— What the exercise asks —
Provide only the number of lines in the data below that contain the string "reacciones".

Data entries
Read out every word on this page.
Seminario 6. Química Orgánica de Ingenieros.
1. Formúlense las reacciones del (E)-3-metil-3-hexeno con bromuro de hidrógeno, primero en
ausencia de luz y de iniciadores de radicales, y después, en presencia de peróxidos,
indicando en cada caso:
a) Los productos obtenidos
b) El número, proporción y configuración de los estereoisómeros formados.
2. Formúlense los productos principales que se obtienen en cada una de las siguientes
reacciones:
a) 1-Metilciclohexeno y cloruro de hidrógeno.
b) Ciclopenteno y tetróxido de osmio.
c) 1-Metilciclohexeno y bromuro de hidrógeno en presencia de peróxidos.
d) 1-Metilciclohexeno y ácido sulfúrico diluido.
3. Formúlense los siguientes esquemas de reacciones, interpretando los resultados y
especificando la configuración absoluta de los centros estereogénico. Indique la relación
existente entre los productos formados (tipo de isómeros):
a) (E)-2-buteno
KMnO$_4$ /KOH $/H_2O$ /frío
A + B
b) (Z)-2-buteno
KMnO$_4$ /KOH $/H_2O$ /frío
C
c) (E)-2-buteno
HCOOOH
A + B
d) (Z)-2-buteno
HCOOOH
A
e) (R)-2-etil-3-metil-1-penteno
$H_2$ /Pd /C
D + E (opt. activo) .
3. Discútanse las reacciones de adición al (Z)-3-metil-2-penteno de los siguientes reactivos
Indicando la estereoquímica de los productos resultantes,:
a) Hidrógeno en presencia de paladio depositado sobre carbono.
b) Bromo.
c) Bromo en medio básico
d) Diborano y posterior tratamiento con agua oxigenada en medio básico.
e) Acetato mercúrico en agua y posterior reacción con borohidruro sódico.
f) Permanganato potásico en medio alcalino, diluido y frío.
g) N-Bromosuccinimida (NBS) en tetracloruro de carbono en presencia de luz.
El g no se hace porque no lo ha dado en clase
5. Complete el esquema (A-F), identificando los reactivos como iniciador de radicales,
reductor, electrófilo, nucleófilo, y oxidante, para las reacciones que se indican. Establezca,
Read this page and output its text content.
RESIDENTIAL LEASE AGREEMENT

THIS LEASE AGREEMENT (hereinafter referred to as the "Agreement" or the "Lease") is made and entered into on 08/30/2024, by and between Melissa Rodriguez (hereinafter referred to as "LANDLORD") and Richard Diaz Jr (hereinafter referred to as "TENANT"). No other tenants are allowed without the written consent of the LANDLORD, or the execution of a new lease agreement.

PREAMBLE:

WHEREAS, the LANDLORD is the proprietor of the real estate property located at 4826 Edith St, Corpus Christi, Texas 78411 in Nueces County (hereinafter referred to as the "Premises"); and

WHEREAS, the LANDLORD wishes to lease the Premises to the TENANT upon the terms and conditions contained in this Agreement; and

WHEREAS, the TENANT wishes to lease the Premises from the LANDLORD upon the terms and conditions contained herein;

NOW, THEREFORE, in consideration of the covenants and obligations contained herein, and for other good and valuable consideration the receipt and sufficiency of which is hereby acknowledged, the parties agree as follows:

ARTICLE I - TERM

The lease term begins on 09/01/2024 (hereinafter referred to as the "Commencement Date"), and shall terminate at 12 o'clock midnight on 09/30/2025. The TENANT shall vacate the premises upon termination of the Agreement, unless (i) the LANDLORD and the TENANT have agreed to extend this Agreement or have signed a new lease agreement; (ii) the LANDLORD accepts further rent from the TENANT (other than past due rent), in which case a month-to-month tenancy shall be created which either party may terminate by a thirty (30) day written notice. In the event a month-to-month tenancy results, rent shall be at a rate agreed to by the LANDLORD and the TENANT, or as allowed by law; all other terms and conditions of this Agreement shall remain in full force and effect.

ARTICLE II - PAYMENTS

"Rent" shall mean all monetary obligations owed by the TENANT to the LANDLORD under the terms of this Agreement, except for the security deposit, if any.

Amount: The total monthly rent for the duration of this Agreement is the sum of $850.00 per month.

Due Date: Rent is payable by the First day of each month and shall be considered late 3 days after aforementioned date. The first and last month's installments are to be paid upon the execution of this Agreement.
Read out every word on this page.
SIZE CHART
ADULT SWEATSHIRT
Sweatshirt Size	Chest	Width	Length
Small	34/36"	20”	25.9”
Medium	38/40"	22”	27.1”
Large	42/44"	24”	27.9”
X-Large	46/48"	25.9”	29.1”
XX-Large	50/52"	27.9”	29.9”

— Exercise response —
5